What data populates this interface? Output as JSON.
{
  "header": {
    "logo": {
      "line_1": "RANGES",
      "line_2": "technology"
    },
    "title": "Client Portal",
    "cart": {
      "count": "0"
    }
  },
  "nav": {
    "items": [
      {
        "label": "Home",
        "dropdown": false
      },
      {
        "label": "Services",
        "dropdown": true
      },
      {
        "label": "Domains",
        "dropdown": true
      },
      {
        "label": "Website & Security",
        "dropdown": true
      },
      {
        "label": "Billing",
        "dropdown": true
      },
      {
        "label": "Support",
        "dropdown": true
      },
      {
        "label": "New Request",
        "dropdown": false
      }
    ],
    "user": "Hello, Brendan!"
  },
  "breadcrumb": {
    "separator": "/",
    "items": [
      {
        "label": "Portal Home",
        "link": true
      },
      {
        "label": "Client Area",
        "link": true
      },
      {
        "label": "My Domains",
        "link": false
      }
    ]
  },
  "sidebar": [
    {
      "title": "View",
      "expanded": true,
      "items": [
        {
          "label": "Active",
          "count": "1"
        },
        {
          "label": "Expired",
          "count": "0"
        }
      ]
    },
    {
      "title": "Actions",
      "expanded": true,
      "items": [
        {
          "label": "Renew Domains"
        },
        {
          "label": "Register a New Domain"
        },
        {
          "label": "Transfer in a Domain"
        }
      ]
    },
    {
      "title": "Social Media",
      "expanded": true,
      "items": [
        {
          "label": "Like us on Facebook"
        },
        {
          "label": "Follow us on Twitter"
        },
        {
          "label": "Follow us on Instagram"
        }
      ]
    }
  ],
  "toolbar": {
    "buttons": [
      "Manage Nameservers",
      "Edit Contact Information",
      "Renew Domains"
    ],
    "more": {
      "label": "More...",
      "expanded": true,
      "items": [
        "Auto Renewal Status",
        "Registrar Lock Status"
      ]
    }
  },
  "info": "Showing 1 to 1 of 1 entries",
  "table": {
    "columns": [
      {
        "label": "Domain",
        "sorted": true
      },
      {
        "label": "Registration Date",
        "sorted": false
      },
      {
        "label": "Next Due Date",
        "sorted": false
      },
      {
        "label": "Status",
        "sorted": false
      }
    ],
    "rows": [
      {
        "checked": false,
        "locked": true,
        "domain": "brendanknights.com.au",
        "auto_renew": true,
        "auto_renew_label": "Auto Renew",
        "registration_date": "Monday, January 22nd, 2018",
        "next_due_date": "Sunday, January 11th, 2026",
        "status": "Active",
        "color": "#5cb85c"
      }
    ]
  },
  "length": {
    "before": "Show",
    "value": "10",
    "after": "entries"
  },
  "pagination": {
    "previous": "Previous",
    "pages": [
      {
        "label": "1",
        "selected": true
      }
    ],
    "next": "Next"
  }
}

[AIM] Reproduce the material in full, with no word added or dropped.

[SOLUTION TO THIS TASK]
What data populates this interface? Output as JSON.
{
  "header": {
    "logo": {
      "line_1": "RANGES",
      "line_2": "technology"
    },
    "title": "Client Portal",
    "cart": {
      "count": "0"
    }
  },
  "nav": {
    "items": [
      {
        "label": "Home",
        "dropdown": false
      },
      {
        "label": "Services",
        "dropdown": true
      },
      {
        "label": "Domains",
        "dropdown": true
      },
      {
        "label": "Website & Security",
        "dropdown": true
      },
      {
        "label": "Billing",
        "dropdown": true
      },
      {
        "label": "Support",
        "dropdown": true
      },
      {
        "label": "New Request",
        "dropdown": false
      }
    ],
    "user": "Hello, Brendan!"
  },
  "breadcrumb": {
    "separator": "/",
    "items": [
      {
        "label": "Portal Home",
        "link": true
      },
      {
        "label": "Client Area",
        "link": true
      },
      {
        "label": "My Domains",
        "link": false
      }
    ]
  },
  "sidebar": [
    {
      "title": "View",
      "expanded": true,
      "items": [
        {
          "label": "Active",
          "count": "1"
        },
        {
          "label": "Expired",
          "count": "0"
        }
      ]
    },
    {
      "title": "Actions",
      "expanded": true,
      "items": [
        {
          "label": "Renew Domains"
        },
        {
          "label": "Register a New Domain"
        },
        {
          "label": "Transfer in a Domain"
        }
      ]
    },
    {
      "title": "Social Media",
      "expanded": true,
      "items": [
        {
          "label": "Like us on Facebook"
        },
        {
          "label": "Follow us on Twitter"
        },
        {
          "label": "Follow us on Instagram"
        }
      ]
    }
  ],
  "toolbar": {
    "buttons": [
      "Manage Nameservers",
      "Edit Contact Information",
      "Renew Domains"
    ],
    "more": {
      "label": "More...",
      "expanded": true,
      "items": [
        "Auto Renewal Status",
        "Registrar Lock Status"
      ]
    }
  },
  "info": "Showing 1 to 1 of 1 entries",
  "table": {
    "columns": [
      {
        "label": "Domain",
        "sorted": true
      },
      {
        "label": "Registration Date",
        "sorted": false
      },
      {
        "label": "Next Due Date",
        "sorted": false
      },
      {
        "label": "Status",
        "sorted": false
      }
    ],
    "rows": [
      {
        "checked": false,
        "locked": true,
        "domain": "brendanknights.com.au",
        "auto_renew": true,
        "auto_renew_label": "Auto Renew",
        "registration_date": "Monday, January 22nd, 2018",
        "next_due_date": "Sunday, January 11th, 2026",
        "status": "Active",
        "color": "#5cb85c"
      }
    ]
  },
  "length": {
    "before": "Show",
    "value": "10",
    "after": "entries"
  },
  "pagination": {
    "previous": "Previous",
    "pages": [
      {
        "label": "1",
        "selected": true
      }
    ],
    "next": "Next"
  }
}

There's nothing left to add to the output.